Selected text

>>>>

Suspects: Episode 1 Review

SUSPECTS: EPISODE 1 REVIEW

The concept of anything original from Channel 5 is as novel as Ant and Dec swapping sides. Remember, this is the station full of American shows and lightweight reality dross. Suspects then is their first original drama in nine years (as to what that was, answers on a postcard please) and they have certainly been pushing the promotion hard. The premise being that this a new take on the cop show, shot documentary style and heavily improvised. The actors given pointers of what the scenes need to achieve but with no script and no prior knowledge of how the others will play their parts.

There is no character backstory or insight into their private lives. D.I Martha Bellamy (Fay Ripley) doesn’t have family troubles at home, D.S Jack Weston (Damien Molony) isn’t an alcoholic and D.C Charlie Steele (Clare-Hope Ashitety) didn’t forget to lock her front door this morning. They are 100% focused on the crime. It’s a brave move and one that might not pay off over time if the audience isn’t emotionally invested in the main cast. Presumably the viewers affections are asked to be placed with the supporting cast but that has its own difficulties if we don’t know who the innocent party are until the end. Time will tell if we learn more about our main protagonists. Curiously, all the other police officers are essentially resigned to being extras.

From the off there’s no messing about and the pacing is Suspects’ greatest strength. We are straight in to the crime scene where a two year old girl has been reported missing and we see a quick fire no nonsense against the clock approach to solving a crime without all the personal politics which feels refreshing on first viewing. We never see forensics at work or eye witnesses accounts. We just get their findings in the form of fingerprints, CCTV and photofit, although these all seemed to arrive very quickly assuming this was all taking place in a twenty four hour period.

<<<<

Short task A
In the review, reproduce the passage between "There is no" and "to being extras.", inclusive, substituting "insomniac" for "alcoholic".

Input records
>>>>

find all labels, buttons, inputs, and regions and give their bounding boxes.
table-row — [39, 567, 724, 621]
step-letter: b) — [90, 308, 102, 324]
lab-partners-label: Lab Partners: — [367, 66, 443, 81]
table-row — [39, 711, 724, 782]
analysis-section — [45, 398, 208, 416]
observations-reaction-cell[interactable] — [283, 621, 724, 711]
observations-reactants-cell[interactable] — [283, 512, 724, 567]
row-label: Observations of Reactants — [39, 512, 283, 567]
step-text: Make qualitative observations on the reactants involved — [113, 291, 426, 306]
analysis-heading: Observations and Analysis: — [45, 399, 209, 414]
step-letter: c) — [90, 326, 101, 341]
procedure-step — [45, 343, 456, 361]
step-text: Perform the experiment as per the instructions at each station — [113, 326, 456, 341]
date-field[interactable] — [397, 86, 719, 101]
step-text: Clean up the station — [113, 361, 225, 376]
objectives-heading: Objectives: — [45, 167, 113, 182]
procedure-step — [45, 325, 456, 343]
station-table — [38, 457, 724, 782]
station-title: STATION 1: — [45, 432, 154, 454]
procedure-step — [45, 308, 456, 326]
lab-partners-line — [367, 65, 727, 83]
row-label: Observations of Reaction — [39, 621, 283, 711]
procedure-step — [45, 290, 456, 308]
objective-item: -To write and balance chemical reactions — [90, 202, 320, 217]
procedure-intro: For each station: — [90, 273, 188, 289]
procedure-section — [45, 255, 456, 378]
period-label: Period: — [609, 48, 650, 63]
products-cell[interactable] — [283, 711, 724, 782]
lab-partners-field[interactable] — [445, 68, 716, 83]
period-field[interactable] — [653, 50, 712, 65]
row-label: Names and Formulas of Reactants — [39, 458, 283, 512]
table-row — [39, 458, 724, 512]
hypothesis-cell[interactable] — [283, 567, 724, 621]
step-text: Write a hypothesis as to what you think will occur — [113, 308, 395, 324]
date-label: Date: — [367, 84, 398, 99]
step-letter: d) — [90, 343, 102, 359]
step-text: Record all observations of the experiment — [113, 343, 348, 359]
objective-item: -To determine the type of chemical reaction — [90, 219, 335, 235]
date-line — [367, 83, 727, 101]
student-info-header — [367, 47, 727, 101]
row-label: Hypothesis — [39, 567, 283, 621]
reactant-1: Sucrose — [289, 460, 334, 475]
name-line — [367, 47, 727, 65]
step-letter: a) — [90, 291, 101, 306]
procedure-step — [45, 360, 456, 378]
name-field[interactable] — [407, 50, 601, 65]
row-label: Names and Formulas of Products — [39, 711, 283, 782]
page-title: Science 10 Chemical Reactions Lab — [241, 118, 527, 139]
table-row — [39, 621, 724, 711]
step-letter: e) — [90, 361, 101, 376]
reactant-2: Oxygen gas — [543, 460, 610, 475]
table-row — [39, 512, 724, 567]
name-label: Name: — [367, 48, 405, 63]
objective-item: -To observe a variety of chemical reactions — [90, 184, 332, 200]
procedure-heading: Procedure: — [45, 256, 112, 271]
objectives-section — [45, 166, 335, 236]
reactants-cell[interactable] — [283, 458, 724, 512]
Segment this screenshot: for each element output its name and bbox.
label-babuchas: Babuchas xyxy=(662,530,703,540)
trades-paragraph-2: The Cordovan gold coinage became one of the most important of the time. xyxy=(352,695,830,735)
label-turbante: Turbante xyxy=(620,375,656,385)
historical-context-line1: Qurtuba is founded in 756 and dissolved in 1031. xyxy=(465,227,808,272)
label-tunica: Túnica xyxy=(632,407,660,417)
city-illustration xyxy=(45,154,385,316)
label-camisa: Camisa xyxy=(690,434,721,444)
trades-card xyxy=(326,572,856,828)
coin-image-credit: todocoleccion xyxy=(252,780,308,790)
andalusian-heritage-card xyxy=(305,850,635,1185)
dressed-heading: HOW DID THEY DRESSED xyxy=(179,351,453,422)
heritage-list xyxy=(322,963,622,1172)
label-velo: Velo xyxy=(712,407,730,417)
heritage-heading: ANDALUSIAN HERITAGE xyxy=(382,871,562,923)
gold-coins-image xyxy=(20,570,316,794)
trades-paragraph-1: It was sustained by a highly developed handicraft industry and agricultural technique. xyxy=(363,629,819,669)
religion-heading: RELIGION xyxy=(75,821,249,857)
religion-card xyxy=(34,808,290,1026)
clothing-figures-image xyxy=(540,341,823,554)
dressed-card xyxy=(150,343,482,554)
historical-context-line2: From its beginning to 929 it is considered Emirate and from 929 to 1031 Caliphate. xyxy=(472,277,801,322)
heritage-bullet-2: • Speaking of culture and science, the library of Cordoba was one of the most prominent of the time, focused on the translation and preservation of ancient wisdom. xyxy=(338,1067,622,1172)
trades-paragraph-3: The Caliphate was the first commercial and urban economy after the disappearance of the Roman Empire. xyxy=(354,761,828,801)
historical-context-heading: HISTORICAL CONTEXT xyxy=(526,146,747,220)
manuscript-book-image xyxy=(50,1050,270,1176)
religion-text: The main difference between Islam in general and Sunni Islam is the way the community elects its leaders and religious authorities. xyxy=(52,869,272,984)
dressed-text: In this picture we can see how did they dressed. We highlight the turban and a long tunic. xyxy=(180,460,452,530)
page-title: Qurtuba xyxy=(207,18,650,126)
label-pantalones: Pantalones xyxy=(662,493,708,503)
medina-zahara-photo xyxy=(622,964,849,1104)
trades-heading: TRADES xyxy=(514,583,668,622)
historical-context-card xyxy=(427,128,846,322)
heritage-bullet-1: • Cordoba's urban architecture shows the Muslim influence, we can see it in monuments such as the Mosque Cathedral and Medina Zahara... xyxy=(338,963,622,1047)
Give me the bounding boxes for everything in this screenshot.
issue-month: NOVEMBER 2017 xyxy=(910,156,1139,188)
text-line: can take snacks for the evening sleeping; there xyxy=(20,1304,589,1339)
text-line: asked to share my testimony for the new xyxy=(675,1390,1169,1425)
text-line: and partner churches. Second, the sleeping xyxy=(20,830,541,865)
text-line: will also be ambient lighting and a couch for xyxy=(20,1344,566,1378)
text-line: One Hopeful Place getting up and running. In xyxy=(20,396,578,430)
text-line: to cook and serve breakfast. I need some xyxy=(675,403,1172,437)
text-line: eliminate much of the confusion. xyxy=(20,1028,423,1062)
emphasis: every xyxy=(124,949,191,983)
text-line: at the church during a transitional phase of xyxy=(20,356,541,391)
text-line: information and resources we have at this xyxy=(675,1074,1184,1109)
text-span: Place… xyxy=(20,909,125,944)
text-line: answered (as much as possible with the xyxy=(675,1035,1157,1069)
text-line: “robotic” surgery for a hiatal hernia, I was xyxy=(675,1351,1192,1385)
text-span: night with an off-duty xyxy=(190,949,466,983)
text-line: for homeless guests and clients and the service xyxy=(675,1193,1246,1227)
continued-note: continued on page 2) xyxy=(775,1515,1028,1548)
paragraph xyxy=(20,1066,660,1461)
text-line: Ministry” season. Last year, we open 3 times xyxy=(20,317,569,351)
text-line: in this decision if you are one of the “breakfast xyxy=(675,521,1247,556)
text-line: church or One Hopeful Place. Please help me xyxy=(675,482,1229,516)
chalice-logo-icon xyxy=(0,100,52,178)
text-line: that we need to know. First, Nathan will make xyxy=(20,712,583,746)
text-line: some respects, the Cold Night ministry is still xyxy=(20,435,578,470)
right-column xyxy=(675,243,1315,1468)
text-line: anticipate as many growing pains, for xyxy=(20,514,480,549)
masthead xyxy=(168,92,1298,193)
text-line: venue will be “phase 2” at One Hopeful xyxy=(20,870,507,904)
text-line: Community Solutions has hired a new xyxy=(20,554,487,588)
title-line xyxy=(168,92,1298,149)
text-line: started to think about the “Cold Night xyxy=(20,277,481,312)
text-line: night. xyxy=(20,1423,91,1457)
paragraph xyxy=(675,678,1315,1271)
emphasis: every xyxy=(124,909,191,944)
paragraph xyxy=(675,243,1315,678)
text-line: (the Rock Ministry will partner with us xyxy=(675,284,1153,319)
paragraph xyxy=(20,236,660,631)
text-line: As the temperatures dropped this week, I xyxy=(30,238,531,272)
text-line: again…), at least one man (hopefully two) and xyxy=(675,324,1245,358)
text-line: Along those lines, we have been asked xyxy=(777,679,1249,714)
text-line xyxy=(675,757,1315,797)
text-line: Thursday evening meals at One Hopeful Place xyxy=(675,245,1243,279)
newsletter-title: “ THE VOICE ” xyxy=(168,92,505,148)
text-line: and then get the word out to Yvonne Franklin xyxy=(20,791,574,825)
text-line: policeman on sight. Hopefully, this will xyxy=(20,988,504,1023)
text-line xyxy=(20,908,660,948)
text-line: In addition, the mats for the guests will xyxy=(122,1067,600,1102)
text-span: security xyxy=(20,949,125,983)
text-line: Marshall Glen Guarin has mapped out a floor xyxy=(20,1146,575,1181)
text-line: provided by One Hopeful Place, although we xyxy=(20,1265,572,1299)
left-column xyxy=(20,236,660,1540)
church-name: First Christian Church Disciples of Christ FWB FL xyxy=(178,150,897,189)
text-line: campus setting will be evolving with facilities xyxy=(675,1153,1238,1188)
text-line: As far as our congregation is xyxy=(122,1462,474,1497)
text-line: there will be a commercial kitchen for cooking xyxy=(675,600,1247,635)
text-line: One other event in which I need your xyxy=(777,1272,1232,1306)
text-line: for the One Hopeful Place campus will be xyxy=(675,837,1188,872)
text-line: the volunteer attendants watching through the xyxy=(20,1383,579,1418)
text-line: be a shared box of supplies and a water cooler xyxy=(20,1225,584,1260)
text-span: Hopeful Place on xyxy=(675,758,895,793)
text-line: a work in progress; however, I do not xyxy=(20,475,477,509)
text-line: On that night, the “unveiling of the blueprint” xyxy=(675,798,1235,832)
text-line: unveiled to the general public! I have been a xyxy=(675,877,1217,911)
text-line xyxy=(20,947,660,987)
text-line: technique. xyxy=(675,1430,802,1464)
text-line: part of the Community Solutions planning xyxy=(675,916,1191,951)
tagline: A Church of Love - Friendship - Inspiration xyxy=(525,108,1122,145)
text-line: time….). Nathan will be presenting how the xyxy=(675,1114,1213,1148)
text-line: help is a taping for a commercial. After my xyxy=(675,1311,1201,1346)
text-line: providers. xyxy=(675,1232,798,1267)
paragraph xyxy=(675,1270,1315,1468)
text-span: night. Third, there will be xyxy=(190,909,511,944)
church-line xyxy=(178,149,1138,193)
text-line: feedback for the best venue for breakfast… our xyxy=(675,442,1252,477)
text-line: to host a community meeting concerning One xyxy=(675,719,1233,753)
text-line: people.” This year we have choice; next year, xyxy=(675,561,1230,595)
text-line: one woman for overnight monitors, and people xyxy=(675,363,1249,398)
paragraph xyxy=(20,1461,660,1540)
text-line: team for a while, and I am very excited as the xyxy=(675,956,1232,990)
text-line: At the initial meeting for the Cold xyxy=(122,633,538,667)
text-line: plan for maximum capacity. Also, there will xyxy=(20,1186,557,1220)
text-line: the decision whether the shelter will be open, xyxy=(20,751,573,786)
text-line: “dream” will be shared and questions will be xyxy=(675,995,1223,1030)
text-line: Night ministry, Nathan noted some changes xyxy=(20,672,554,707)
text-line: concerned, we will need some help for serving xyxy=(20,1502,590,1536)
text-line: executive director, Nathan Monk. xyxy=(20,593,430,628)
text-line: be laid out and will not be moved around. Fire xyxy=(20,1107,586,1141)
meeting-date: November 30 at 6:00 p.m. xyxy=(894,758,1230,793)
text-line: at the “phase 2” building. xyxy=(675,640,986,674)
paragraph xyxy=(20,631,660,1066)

<<<<

Short task B
Output the listing's lines verbatim, from its first line through the line holding "observations-reactants-cell[interactable] — [283, 512, 724, 567]", inclusive, and nothing else.

Task output A
There is no character backstory or insight into their private lives. D.I Martha Bellamy (Fay Ripley) doesn’t have family troubles at home, D.S Jack Weston (Damien Molony) isn’t an insomniac and D.C Charlie Steele (Clare-Hope Ashitety) didn’t forget to lock her front door this morning. They are 100% focused on the crime. It’s a brave move and one that might not pay off over time if the audience isn’t emotionally invested in the main cast. Presumably the viewers affections are asked to be placed with the supporting cast but that has its own difficulties if we don’t know who the innocent party are until the end. Time will tell if we learn more about our main protagonists. Curiously, all the other police officers are essentially resigned to being extras.

Task output B
find all labels, buttons, inputs, and regions and give their bounding boxes.
table-row — [39, 567, 724, 621]
step-letter: b) — [90, 308, 102, 324]
lab-partners-label: Lab Partners: — [367, 66, 443, 81]
table-row — [39, 711, 724, 782]
analysis-section — [45, 398, 208, 416]
observations-reaction-cell[interactable] — [283, 621, 724, 711]
observations-reactants-cell[interactable] — [283, 512, 724, 567]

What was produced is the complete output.